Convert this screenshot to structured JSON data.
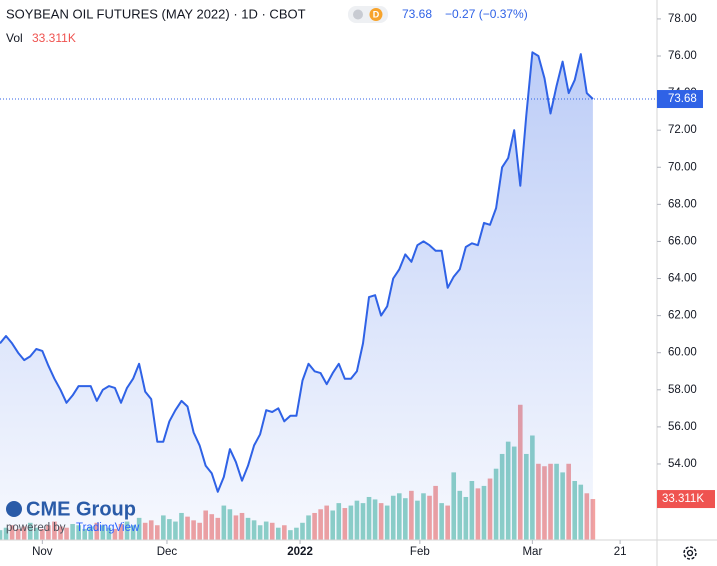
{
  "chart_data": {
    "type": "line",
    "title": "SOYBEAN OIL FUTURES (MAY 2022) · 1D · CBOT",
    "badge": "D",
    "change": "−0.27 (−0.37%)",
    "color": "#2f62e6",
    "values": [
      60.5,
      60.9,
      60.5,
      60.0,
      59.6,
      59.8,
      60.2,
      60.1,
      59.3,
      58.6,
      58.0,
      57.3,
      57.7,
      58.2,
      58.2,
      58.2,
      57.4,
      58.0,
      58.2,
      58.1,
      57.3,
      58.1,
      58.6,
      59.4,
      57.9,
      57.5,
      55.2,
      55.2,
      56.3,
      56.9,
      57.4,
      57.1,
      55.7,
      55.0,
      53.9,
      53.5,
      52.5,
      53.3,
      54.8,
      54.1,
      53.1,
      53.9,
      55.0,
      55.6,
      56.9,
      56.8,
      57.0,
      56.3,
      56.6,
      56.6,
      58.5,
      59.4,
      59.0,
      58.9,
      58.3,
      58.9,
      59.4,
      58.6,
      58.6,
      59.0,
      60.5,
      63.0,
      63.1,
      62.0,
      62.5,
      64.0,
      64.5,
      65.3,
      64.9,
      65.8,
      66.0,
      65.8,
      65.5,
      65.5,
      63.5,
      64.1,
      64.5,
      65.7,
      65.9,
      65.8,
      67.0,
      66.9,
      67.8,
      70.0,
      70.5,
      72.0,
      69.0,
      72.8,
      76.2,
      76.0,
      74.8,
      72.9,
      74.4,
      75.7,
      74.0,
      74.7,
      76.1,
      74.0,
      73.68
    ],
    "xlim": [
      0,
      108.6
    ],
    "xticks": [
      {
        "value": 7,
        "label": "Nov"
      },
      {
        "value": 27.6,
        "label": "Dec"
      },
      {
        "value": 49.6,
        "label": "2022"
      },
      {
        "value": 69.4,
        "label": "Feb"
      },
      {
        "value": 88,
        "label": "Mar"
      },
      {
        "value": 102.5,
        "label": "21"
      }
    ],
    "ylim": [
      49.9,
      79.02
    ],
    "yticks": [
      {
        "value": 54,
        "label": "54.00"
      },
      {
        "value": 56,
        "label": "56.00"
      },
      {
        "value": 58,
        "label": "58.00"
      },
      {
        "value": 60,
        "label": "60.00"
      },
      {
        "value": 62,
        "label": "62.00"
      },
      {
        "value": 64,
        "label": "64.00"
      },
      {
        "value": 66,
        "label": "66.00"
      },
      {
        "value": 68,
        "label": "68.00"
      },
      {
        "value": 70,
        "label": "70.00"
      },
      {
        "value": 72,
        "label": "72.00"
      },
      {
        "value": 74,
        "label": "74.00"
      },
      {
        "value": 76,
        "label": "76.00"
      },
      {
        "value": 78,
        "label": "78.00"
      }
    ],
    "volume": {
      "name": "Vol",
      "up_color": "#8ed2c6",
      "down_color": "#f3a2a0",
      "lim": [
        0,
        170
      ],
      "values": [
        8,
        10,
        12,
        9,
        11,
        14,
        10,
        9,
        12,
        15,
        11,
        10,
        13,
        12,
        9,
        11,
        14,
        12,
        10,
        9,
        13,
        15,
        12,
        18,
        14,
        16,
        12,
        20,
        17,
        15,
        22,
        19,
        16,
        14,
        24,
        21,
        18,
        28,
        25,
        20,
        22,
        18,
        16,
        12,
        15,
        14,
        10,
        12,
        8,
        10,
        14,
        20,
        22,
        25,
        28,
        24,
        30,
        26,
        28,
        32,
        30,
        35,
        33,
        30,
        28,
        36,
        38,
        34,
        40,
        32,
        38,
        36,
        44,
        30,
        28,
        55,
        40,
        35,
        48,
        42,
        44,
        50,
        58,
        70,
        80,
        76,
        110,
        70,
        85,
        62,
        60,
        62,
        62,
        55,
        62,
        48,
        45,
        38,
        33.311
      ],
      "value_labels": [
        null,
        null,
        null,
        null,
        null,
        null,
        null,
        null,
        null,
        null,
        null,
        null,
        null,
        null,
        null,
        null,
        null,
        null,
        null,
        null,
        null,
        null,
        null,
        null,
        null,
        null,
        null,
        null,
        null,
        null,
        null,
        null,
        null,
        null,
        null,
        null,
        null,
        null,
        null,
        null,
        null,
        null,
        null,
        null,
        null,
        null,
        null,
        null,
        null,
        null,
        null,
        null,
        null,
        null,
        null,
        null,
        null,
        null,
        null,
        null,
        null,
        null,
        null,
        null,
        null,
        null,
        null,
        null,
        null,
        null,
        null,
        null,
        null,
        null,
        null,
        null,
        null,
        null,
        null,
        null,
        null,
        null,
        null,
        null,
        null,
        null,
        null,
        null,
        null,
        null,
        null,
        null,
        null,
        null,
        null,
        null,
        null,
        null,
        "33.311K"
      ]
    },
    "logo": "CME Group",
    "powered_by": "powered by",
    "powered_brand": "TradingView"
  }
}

WORK TO COMPLETE
Retype the data above exactly; pictures are not part of the copy.

EXERCISE ANSWER
Convert this screenshot to structured JSON data.
{
  "chart_data": {
    "type": "line",
    "title": "SOYBEAN OIL FUTURES (MAY 2022) · 1D · CBOT",
    "badge": "D",
    "change": "−0.27 (−0.37%)",
    "color": "#2f62e6",
    "values": [
      60.5,
      60.9,
      60.5,
      60.0,
      59.6,
      59.8,
      60.2,
      60.1,
      59.3,
      58.6,
      58.0,
      57.3,
      57.7,
      58.2,
      58.2,
      58.2,
      57.4,
      58.0,
      58.2,
      58.1,
      57.3,
      58.1,
      58.6,
      59.4,
      57.9,
      57.5,
      55.2,
      55.2,
      56.3,
      56.9,
      57.4,
      57.1,
      55.7,
      55.0,
      53.9,
      53.5,
      52.5,
      53.3,
      54.8,
      54.1,
      53.1,
      53.9,
      55.0,
      55.6,
      56.9,
      56.8,
      57.0,
      56.3,
      56.6,
      56.6,
      58.5,
      59.4,
      59.0,
      58.9,
      58.3,
      58.9,
      59.4,
      58.6,
      58.6,
      59.0,
      60.5,
      63.0,
      63.1,
      62.0,
      62.5,
      64.0,
      64.5,
      65.3,
      64.9,
      65.8,
      66.0,
      65.8,
      65.5,
      65.5,
      63.5,
      64.1,
      64.5,
      65.7,
      65.9,
      65.8,
      67.0,
      66.9,
      67.8,
      70.0,
      70.5,
      72.0,
      69.0,
      72.8,
      76.2,
      76.0,
      74.8,
      72.9,
      74.4,
      75.7,
      74.0,
      74.7,
      76.1,
      74.0,
      73.68
    ],
    "xlim": [
      0,
      108.6
    ],
    "xticks": [
      {
        "value": 7,
        "label": "Nov"
      },
      {
        "value": 27.6,
        "label": "Dec"
      },
      {
        "value": 49.6,
        "label": "2022"
      },
      {
        "value": 69.4,
        "label": "Feb"
      },
      {
        "value": 88,
        "label": "Mar"
      },
      {
        "value": 102.5,
        "label": "21"
      }
    ],
    "ylim": [
      49.9,
      79.02
    ],
    "yticks": [
      {
        "value": 54,
        "label": "54.00"
      },
      {
        "value": 56,
        "label": "56.00"
      },
      {
        "value": 58,
        "label": "58.00"
      },
      {
        "value": 60,
        "label": "60.00"
      },
      {
        "value": 62,
        "label": "62.00"
      },
      {
        "value": 64,
        "label": "64.00"
      },
      {
        "value": 66,
        "label": "66.00"
      },
      {
        "value": 68,
        "label": "68.00"
      },
      {
        "value": 70,
        "label": "70.00"
      },
      {
        "value": 72,
        "label": "72.00"
      },
      {
        "value": 74,
        "label": "74.00"
      },
      {
        "value": 76,
        "label": "76.00"
      },
      {
        "value": 78,
        "label": "78.00"
      }
    ],
    "volume": {
      "name": "Vol",
      "up_color": "#8ed2c6",
      "down_color": "#f3a2a0",
      "lim": [
        0,
        170
      ],
      "values": [
        8,
        10,
        12,
        9,
        11,
        14,
        10,
        9,
        12,
        15,
        11,
        10,
        13,
        12,
        9,
        11,
        14,
        12,
        10,
        9,
        13,
        15,
        12,
        18,
        14,
        16,
        12,
        20,
        17,
        15,
        22,
        19,
        16,
        14,
        24,
        21,
        18,
        28,
        25,
        20,
        22,
        18,
        16,
        12,
        15,
        14,
        10,
        12,
        8,
        10,
        14,
        20,
        22,
        25,
        28,
        24,
        30,
        26,
        28,
        32,
        30,
        35,
        33,
        30,
        28,
        36,
        38,
        34,
        40,
        32,
        38,
        36,
        44,
        30,
        28,
        55,
        40,
        35,
        48,
        42,
        44,
        50,
        58,
        70,
        80,
        76,
        110,
        70,
        85,
        62,
        60,
        62,
        62,
        55,
        62,
        48,
        45,
        38,
        33.311
      ],
      "value_labels": [
        null,
        null,
        null,
        null,
        null,
        null,
        null,
        null,
        null,
        null,
        null,
        null,
        null,
        null,
        null,
        null,
        null,
        null,
        null,
        null,
        null,
        null,
        null,
        null,
        null,
        null,
        null,
        null,
        null,
        null,
        null,
        null,
        null,
        null,
        null,
        null,
        null,
        null,
        null,
        null,
        null,
        null,
        null,
        null,
        null,
        null,
        null,
        null,
        null,
        null,
        null,
        null,
        null,
        null,
        null,
        null,
        null,
        null,
        null,
        null,
        null,
        null,
        null,
        null,
        null,
        null,
        null,
        null,
        null,
        null,
        null,
        null,
        null,
        null,
        null,
        null,
        null,
        null,
        null,
        null,
        null,
        null,
        null,
        null,
        null,
        null,
        null,
        null,
        null,
        null,
        null,
        null,
        null,
        null,
        null,
        null,
        null,
        null,
        "33.311K"
      ]
    },
    "logo": "CME Group",
    "powered_by": "powered by",
    "powered_brand": "TradingView"
  }
}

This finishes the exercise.